What you need to do: In the records that follow, show each line where the word "Recall" is present.
····················
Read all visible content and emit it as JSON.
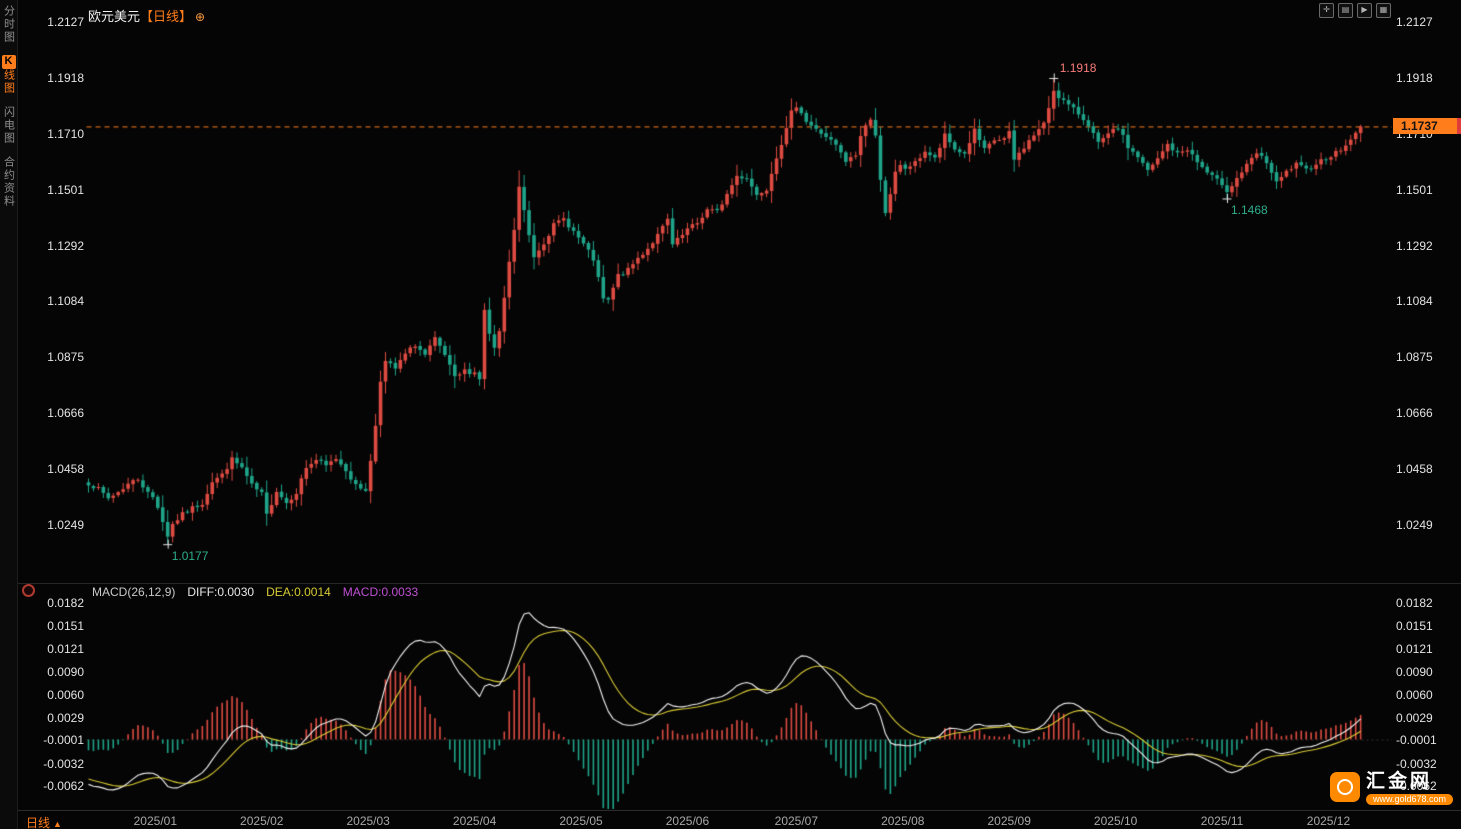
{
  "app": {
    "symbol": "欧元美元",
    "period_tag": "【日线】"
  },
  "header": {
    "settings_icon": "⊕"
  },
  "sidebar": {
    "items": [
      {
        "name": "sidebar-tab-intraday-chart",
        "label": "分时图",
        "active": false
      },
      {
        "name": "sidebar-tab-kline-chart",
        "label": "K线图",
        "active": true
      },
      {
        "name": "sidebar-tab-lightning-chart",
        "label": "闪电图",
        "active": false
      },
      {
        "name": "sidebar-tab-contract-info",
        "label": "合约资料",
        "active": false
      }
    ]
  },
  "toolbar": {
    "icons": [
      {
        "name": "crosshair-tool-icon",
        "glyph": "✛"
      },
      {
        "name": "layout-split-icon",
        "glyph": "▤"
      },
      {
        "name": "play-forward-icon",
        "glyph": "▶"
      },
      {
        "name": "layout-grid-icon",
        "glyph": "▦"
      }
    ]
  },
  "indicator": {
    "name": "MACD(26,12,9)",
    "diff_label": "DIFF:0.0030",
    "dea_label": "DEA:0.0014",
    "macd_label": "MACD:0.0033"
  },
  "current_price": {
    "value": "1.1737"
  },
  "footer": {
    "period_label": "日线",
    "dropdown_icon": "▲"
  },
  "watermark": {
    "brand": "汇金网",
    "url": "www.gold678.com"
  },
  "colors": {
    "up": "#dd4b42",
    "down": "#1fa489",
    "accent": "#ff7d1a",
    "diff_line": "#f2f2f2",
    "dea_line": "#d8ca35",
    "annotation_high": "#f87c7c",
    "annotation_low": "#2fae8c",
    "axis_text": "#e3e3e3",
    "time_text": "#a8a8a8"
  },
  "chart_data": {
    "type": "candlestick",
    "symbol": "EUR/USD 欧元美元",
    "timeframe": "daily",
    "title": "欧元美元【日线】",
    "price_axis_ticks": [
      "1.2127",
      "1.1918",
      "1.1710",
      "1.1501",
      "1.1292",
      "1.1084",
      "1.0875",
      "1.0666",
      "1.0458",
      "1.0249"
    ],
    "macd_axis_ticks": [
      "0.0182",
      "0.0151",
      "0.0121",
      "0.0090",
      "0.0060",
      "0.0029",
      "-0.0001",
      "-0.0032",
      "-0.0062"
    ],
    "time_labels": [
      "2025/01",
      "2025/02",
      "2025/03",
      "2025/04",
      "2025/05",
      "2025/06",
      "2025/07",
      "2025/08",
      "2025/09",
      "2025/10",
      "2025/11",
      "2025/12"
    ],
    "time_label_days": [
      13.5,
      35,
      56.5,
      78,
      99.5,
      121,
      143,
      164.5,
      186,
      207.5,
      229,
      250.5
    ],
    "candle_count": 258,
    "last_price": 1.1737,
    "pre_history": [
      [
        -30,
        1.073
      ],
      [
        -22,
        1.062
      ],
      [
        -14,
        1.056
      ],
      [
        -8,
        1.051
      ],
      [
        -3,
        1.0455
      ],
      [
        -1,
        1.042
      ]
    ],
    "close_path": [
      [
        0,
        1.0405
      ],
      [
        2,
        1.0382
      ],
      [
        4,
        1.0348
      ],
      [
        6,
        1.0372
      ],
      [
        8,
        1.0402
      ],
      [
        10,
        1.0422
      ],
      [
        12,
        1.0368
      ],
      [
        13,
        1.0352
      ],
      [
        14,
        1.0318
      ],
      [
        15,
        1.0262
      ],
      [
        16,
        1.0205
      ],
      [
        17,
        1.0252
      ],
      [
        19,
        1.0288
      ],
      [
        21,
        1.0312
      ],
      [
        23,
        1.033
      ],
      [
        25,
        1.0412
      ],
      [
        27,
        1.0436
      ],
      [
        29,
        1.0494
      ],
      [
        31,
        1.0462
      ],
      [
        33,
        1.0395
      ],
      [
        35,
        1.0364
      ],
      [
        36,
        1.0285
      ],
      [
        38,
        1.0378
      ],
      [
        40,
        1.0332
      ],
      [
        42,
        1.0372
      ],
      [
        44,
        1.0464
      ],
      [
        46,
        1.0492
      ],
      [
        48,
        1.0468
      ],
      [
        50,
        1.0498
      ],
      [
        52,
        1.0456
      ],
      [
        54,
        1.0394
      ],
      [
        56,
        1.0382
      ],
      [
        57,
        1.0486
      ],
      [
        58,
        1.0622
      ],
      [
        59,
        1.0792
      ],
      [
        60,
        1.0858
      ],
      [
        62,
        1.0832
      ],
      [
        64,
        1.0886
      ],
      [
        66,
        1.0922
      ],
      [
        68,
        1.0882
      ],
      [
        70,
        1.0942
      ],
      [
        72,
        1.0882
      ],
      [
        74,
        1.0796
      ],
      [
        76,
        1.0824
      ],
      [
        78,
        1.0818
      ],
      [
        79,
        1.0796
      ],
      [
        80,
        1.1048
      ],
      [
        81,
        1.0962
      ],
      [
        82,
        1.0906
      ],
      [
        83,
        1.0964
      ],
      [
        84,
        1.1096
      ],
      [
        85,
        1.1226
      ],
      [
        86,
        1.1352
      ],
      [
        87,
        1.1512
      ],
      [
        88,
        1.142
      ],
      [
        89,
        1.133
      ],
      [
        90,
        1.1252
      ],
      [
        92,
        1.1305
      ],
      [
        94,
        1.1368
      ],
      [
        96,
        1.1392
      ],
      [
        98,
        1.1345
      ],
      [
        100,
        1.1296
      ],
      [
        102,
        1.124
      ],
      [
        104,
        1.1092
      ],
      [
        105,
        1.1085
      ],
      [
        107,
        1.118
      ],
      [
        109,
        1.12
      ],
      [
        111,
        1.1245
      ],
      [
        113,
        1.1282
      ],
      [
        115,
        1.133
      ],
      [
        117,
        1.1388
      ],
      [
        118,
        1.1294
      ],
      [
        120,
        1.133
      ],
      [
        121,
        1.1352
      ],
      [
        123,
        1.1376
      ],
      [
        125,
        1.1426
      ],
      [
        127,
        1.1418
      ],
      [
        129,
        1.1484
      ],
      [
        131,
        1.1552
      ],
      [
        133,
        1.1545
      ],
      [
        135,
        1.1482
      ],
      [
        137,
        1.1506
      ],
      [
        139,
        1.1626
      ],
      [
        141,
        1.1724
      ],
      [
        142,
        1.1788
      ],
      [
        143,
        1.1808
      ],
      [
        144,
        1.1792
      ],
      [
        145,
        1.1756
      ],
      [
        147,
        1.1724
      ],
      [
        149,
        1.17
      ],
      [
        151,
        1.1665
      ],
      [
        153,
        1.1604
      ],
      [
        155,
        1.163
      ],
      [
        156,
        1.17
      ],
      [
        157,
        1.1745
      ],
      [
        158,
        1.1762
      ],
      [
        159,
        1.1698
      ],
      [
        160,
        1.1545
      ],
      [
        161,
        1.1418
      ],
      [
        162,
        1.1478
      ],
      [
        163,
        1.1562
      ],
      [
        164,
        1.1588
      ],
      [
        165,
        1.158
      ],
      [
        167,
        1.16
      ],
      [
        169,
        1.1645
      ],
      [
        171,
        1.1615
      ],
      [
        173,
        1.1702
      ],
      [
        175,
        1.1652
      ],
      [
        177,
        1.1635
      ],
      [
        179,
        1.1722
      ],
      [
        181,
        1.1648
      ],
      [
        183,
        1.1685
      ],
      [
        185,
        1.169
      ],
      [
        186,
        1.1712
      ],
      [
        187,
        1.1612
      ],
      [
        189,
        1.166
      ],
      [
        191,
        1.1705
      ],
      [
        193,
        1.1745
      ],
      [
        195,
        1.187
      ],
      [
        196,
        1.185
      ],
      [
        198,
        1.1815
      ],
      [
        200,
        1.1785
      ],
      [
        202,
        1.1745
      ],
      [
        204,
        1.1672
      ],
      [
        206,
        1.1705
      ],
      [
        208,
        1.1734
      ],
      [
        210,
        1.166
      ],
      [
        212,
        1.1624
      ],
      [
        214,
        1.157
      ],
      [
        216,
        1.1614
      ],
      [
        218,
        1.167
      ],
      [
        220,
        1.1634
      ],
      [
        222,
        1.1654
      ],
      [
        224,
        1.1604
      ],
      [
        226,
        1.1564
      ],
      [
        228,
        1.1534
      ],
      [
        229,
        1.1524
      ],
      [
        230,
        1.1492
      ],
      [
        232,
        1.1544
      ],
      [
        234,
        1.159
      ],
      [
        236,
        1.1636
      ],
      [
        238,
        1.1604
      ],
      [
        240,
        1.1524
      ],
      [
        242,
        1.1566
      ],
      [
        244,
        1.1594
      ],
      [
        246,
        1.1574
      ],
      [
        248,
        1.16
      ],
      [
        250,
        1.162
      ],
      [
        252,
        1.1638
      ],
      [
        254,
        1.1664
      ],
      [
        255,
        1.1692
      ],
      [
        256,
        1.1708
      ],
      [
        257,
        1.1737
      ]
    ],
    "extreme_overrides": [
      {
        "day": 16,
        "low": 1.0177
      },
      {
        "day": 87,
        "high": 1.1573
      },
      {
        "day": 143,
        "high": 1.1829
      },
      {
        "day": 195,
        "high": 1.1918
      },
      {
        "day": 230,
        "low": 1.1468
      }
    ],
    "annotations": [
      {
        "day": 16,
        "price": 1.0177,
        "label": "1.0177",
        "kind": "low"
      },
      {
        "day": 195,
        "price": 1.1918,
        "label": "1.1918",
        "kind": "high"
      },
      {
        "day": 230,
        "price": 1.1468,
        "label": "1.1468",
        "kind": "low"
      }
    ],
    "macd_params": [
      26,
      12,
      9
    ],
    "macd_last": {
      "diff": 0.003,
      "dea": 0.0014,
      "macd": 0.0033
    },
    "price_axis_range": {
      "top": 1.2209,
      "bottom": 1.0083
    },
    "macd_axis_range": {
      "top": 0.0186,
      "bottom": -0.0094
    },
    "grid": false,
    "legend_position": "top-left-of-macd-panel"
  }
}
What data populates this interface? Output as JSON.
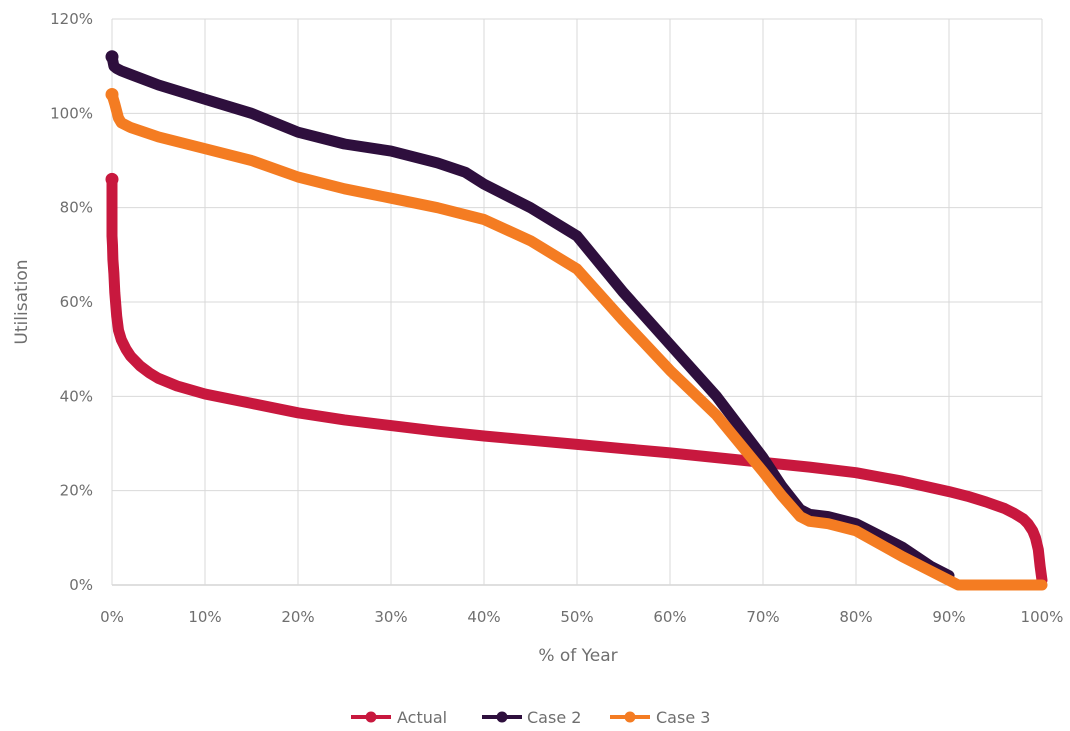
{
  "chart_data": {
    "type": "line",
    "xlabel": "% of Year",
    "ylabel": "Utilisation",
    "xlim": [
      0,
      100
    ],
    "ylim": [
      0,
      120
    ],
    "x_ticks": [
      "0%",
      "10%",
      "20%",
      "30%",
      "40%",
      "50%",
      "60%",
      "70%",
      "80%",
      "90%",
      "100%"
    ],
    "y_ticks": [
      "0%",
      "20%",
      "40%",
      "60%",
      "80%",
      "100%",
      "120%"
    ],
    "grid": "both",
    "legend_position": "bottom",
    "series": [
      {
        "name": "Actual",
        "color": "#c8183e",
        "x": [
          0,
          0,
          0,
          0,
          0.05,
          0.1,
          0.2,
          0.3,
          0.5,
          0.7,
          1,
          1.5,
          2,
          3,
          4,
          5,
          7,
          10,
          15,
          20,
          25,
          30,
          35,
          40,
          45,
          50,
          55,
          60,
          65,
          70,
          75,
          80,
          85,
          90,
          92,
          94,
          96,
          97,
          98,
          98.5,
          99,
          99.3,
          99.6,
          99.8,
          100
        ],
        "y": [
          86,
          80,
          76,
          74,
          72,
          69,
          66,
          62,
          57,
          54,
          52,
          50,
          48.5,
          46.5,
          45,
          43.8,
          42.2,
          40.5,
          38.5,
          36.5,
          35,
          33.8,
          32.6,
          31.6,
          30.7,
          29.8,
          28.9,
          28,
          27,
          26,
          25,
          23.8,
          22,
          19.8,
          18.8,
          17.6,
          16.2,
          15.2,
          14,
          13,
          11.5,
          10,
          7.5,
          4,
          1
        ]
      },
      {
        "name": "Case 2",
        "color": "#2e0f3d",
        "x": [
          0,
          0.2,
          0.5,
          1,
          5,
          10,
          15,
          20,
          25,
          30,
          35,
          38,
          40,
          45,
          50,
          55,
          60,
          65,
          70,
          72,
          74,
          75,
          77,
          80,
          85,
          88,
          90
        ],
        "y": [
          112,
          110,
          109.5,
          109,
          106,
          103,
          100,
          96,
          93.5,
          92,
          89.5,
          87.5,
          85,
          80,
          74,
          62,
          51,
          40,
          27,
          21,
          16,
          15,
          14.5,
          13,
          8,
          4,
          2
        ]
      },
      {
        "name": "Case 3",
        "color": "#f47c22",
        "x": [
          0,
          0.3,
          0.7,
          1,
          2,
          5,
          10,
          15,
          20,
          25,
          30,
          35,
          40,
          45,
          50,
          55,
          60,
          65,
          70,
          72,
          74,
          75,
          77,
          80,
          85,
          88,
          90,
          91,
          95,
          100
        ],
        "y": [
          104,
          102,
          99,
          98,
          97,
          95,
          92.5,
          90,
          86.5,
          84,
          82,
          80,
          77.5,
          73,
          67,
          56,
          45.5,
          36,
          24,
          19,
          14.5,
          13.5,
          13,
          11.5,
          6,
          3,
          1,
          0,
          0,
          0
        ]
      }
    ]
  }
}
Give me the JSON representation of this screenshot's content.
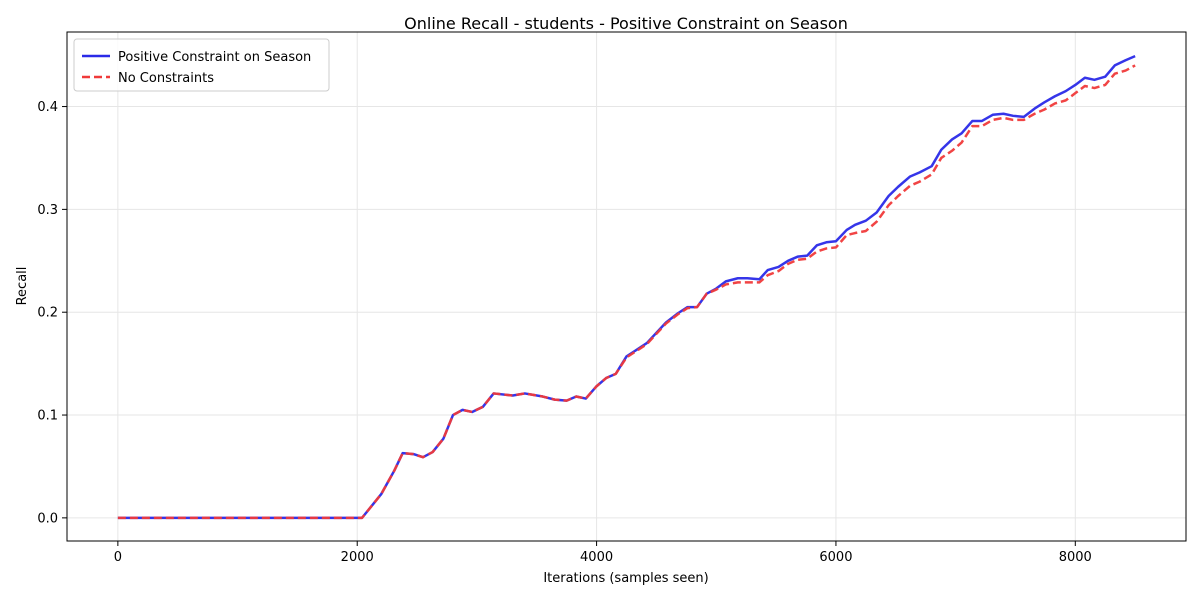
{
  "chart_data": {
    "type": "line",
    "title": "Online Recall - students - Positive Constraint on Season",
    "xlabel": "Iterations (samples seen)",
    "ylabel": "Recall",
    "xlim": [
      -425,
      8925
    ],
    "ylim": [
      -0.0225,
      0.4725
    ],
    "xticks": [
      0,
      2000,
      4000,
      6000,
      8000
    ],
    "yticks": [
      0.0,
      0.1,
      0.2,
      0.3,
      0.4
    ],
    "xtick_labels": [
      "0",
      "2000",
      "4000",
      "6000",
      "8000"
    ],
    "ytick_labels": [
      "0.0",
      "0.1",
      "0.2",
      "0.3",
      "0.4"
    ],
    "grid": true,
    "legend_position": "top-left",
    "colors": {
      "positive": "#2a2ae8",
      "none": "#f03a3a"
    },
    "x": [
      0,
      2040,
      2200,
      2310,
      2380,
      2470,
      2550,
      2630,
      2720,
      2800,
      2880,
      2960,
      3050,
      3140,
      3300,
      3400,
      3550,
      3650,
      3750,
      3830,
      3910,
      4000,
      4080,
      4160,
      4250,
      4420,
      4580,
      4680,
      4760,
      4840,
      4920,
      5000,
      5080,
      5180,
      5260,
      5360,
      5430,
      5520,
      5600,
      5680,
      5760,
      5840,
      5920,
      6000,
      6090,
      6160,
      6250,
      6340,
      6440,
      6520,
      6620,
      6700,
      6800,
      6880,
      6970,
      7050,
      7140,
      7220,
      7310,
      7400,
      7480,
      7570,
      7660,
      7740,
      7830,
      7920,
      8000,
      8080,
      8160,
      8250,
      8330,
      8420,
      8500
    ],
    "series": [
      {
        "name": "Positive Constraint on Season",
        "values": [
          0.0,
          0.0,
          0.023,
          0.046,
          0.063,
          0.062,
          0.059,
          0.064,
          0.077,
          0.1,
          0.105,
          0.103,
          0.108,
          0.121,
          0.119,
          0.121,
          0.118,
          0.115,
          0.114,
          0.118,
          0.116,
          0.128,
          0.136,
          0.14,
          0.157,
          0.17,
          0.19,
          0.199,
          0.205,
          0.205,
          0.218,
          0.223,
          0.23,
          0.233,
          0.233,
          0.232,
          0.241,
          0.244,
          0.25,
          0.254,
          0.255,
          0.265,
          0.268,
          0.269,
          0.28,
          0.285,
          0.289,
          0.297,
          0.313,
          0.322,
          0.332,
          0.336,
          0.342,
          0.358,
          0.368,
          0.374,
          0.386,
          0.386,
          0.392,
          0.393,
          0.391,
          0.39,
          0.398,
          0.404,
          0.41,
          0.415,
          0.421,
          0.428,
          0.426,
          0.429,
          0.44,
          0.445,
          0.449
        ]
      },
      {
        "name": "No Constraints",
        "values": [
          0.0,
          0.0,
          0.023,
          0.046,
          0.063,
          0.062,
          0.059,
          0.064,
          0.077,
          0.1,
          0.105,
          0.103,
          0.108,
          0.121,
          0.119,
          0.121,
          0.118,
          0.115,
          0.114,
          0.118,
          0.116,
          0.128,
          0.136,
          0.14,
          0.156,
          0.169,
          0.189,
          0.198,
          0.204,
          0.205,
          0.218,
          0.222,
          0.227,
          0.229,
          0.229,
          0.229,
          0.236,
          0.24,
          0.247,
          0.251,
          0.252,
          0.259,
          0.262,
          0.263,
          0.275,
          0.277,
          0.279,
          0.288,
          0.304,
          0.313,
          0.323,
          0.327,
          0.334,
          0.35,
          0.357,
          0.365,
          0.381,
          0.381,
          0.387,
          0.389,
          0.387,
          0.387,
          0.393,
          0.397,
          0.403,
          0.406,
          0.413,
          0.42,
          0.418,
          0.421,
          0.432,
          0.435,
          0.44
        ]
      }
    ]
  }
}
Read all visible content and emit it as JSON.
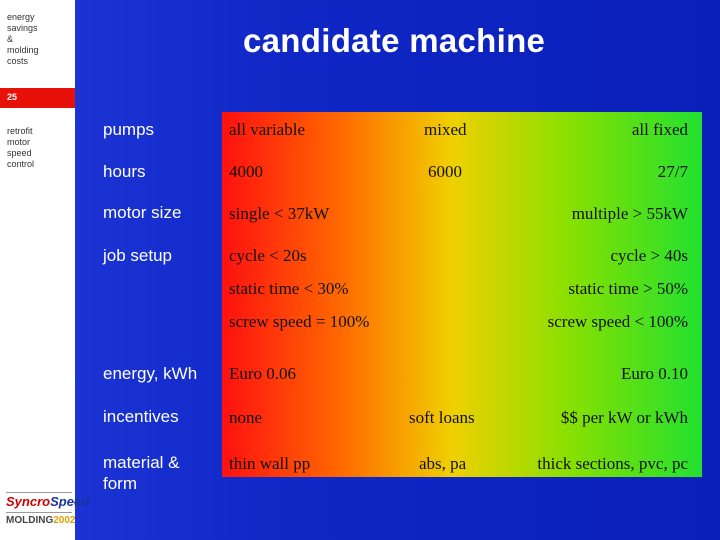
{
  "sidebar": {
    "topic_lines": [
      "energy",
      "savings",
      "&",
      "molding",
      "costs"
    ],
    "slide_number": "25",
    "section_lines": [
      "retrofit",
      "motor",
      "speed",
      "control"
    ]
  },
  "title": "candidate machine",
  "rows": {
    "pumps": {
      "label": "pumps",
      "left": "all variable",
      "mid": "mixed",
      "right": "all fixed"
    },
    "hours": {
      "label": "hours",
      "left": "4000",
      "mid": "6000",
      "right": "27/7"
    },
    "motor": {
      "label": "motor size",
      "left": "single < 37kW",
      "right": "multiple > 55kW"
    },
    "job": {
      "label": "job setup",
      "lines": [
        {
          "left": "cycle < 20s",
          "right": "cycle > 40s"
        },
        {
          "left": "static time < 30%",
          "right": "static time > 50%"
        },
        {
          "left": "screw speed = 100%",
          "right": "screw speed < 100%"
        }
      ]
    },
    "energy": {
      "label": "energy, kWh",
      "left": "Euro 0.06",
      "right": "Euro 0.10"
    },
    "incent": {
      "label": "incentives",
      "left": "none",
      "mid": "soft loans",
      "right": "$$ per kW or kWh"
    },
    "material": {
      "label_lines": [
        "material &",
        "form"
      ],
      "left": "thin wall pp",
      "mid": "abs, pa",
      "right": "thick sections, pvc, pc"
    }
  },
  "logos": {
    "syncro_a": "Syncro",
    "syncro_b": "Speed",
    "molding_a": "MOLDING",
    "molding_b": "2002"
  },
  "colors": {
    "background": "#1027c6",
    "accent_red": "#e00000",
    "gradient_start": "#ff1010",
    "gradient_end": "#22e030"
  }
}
····················
Exercise response:
    "title": "Online Recall - students - Positive Constraint on Season",
    "ylabel": "Recall",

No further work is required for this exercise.